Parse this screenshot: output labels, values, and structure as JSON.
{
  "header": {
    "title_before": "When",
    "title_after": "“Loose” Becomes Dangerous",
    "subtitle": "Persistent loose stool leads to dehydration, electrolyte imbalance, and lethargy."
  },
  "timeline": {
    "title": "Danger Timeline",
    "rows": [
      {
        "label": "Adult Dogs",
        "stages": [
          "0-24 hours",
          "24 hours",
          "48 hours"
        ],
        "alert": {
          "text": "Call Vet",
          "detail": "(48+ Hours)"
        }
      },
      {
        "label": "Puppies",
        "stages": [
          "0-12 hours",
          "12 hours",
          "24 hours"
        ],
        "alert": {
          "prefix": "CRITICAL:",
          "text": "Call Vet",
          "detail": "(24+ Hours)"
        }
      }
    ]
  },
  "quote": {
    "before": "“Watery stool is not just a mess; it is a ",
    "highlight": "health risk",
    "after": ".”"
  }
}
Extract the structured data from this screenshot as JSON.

--------------------

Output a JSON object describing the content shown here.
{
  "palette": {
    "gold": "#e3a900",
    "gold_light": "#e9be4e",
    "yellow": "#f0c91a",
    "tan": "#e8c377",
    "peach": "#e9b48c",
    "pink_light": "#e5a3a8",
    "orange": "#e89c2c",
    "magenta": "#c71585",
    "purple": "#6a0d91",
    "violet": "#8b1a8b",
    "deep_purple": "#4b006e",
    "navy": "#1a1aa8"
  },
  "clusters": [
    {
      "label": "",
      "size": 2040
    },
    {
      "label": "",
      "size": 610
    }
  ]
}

--------------------

• **Problem**: Write out only the lines that run from the line containing "Parse this screenshot: output" through the line containing "Extract the structured", both included, exactly as they appear above.

• **Final answer**:
Parse this screenshot: output labels, values, and structure as JSON.
{
  "header": {
    "title_before": "When",
    "title_after": "“Loose” Becomes Dangerous",
    "subtitle": "Persistent loose stool leads to dehydration, electrolyte imbalance, and lethargy."
  },
  "timeline": {
    "title": "Danger Timeline",
    "rows": [
      {
        "label": "Adult Dogs",
        "stages": [
          "0-24 hours",
          "24 hours",
          "48 hours"
        ],
        "alert": {
          "text": "Call Vet",
          "detail": "(48+ Hours)"
        }
      },
      {
        "label": "Puppies",
        "stages": [
          "0-12 hours",
          "12 hours",
          "24 hours"
        ],
        "alert": {
          "prefix": "CRITICAL:",
          "text": "Call Vet",
          "detail": "(24+ Hours)"
        }
      }
    ]
  },
  "quote": {
    "before": "“Watery stool is not just a mess; it is a ",
    "highlight": "health risk",
    "after": ".”"
  }
}
Extract the structured data from this screenshot as JSON.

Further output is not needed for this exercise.